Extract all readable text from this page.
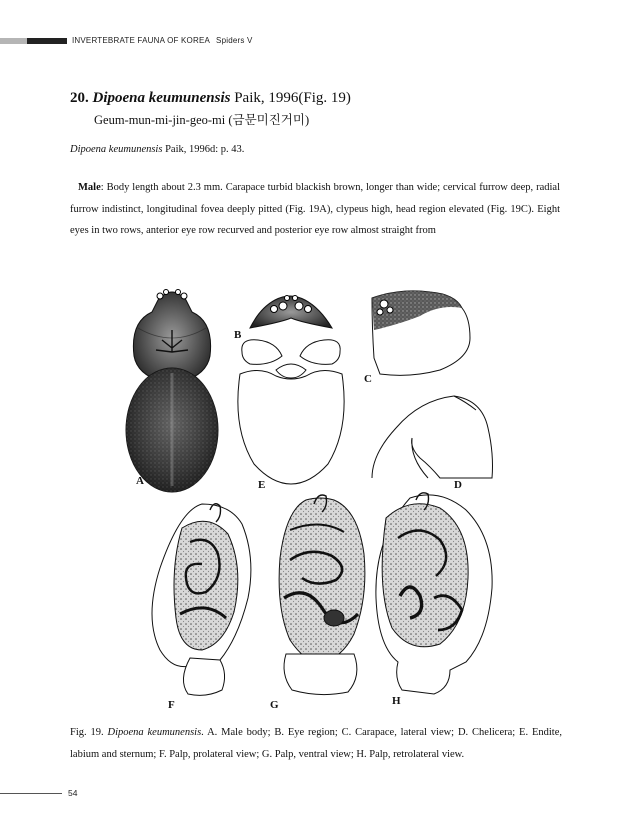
INVERTEBRATE FAUNA OF KOREA Spiders V
20. Dipoena keumunensis Paik, 1996(Fig. 19)
Geum-mun-mi-jin-geo-mi (금문미진거미)
Dipoena keumunensis Paik, 1996d: p. 43.
Male: Body length about 2.3 mm. Carapace turbid blackish brown, longer than wide; cervical furrow deep, radial furrow indistinct, longitudinal fovea deeply pitted (Fig. 19A), clypeus high, head region elevated (Fig. 19C). Eight eyes in two rows, anterior eye row recurved and posterior eye row almost straight from
A
B
E
C
D
F	G	H
Fig. 19. Dipoena keumunensis. A. Male body; B. Eye region; C. Carapace, lateral view; D. Chelicera; E. Endite, labium and sternum; F. Palp, prolateral view; G. Palp, ventral view; H. Palp, retrolateral view.
54
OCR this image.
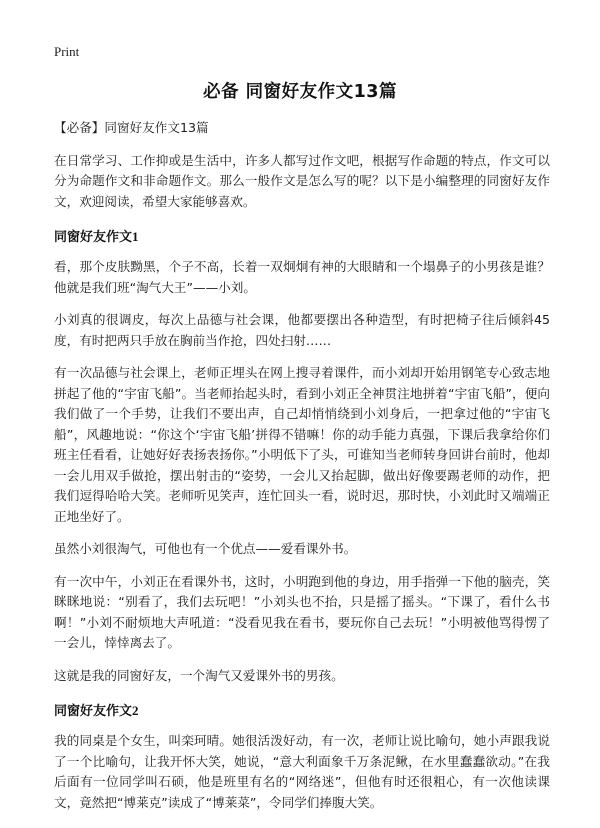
Print
必备 同窗好友作文13篇

【必备】同窗好友作文13篇

在日常学习、工作抑或是生活中，许多人都写过作文吧，根据写作命题的特点，作文可以分为命题作文和非命题作文。那么一般作文是怎么写的呢？以下是小编整理的同窗好友作文，欢迎阅读，希望大家能够喜欢。

同窗好友作文1

看，那个皮肤黝黑，个子不高，长着一双炯炯有神的大眼睛和一个塌鼻子的小男孩是谁？他就是我们班“淘气大王”——小刘。

小刘真的很调皮，每次上品德与社会课，他都要摆出各种造型，有时把椅子往后倾斜45度，有时把两只手放在胸前当作抢，四处扫射……

有一次品德与社会课上，老师正埋头在网上搜寻着课件，而小刘却开始用钢笔专心致志地拼起了他的“宇宙飞船”。当老师抬起头时，看到小刘正全神贯注地拼着“宇宙飞船”，便向我们做了一个手势，让我们不要出声，自己却悄悄绕到小刘身后，一把拿过他的“宇宙飞船”，风趣地说：“你这个‘宇宙飞船’拼得不错嘛！你的动手能力真强，下课后我拿给你们班主任看看，让她好好表扬表扬你。”小明低下了头，可谁知当老师转身回讲台前时，他却一会儿用双手做抢，摆出射击的“姿势，一会儿又抬起脚，做出好像要踢老师的动作，把我们逗得哈哈大笑。老师听见笑声，连忙回头一看，说时迟，那时快，小刘此时又端端正正地坐好了。

虽然小刘很淘气，可他也有一个优点——爱看课外书。

有一次中午，小刘正在看课外书，这时，小明跑到他的身边，用手指弹一下他的脑壳，笑眯眯地说：“别看了，我们去玩吧！”小刘头也不抬，只是摇了摇头。“下课了，看什么书啊！”小刘不耐烦地大声吼道：“没看见我在看书，要玩你自己去玩！”小明被他骂得愣了一会儿，悻悻离去了。

这就是我的同窗好友，一个淘气又爱课外书的男孩。

同窗好友作文2

我的同桌是个女生，叫栾珂晴。她很活泼好动，有一次，老师让说比喻句，她小声跟我说了一个比喻句，让我开怀大笑，她说，“意大利面象千万条泥鳅，在水里蠢蠢欲动。”在我后面有一位同学叫石硕，他是班里有名的“网络迷”，但他有时还很粗心，有一次他读课文，竟然把“博莱克”读成了“博莱菜”，令同学们捧腹大笑。
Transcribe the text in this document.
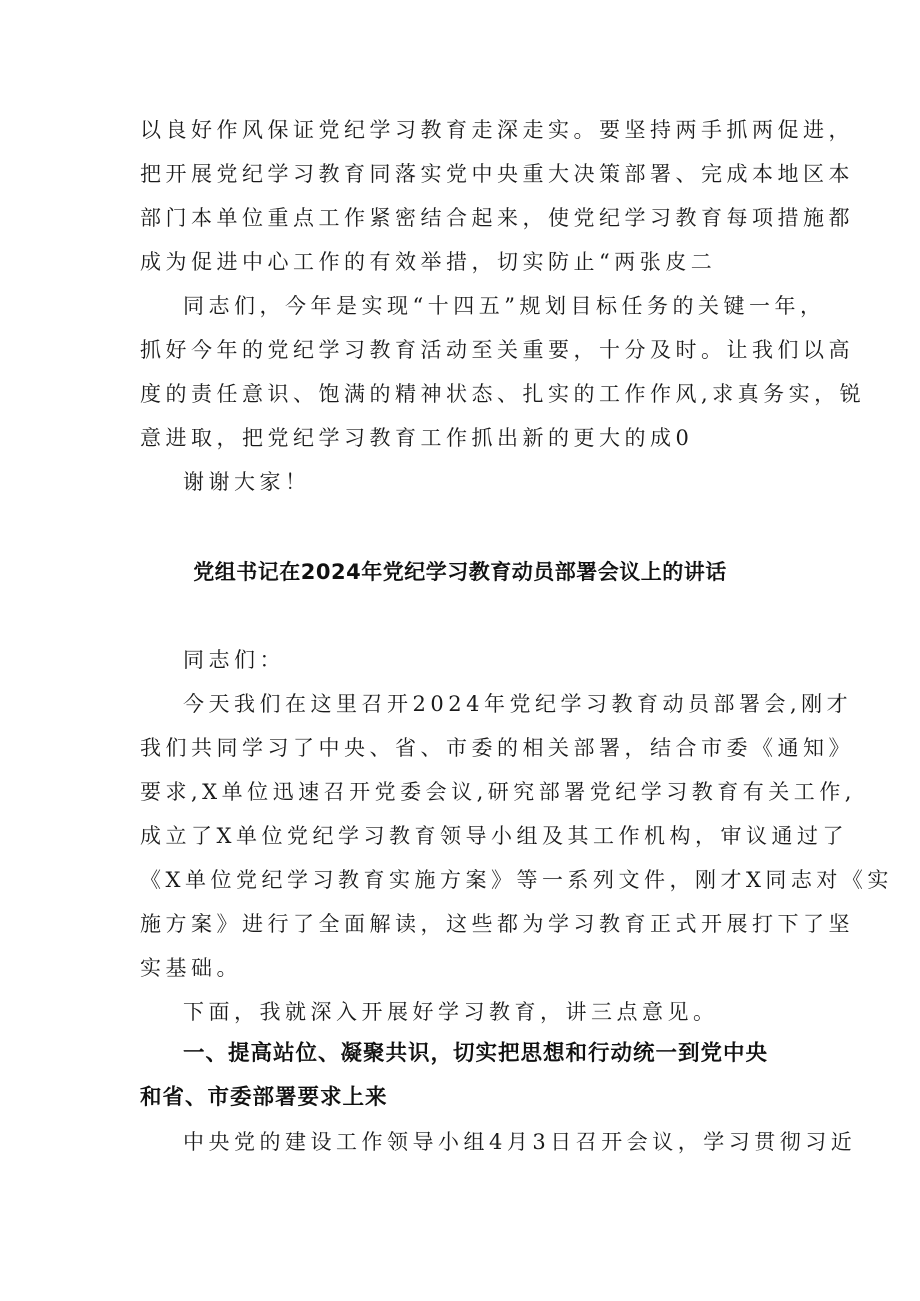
以良好作风保证党纪学习教育走深走实。要坚持两手抓两促进，
把开展党纪学习教育同落实党中央重大决策部署、完成本地区本
部门本单位重点工作紧密结合起来，使党纪学习教育每项措施都
成为促进中心工作的有效举措，切实防止“两张皮二
同志们，今年是实现“十四五”规划目标任务的关键一年，
抓好今年的党纪学习教育活动至关重要，十分及时。让我们以高
度的责任意识、饱满的精神状态、扎实的工作作风,求真务实，锐
意进取，把党纪学习教育工作抓出新的更大的成0
谢谢大家！
党组书记在2024年党纪学习教育动员部署会议上的讲话
同志们：
今天我们在这里召开2024年党纪学习教育动员部署会,刚才
我们共同学习了中央、省、市委的相关部署，结合市委《通知》
要求,X单位迅速召开党委会议,研究部署党纪学习教育有关工作,
成立了X单位党纪学习教育领导小组及其工作机构，审议通过了
《X单位党纪学习教育实施方案》等一系列文件，刚才X同志对《实
施方案》进行了全面解读，这些都为学习教育正式开展打下了坚
实基础。
下面，我就深入开展好学习教育，讲三点意见。
一、提高站位、凝聚共识，切实把思想和行动统一到党中央
和省、市委部署要求上来
中央党的建设工作领导小组4月3日召开会议，学习贯彻习近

============================================================

*DIRECTIVE*
From the data above, pick out each line containing "keumunensis" and copy it.

*EXERCISE OUTPUT*
20. Dipoena keumunensis Paik, 1996(Fig. 19)
Dipoena keumunensis Paik, 1996d: p. 43.
Fig. 19. Dipoena keumunensis. A. Male body; B. Eye region; C. Carapace, lateral view; D. Chelicera; E. Endite, labium and sternum; F. Palp, prolateral view; G. Palp, ventral view; H. Palp, retrolateral view.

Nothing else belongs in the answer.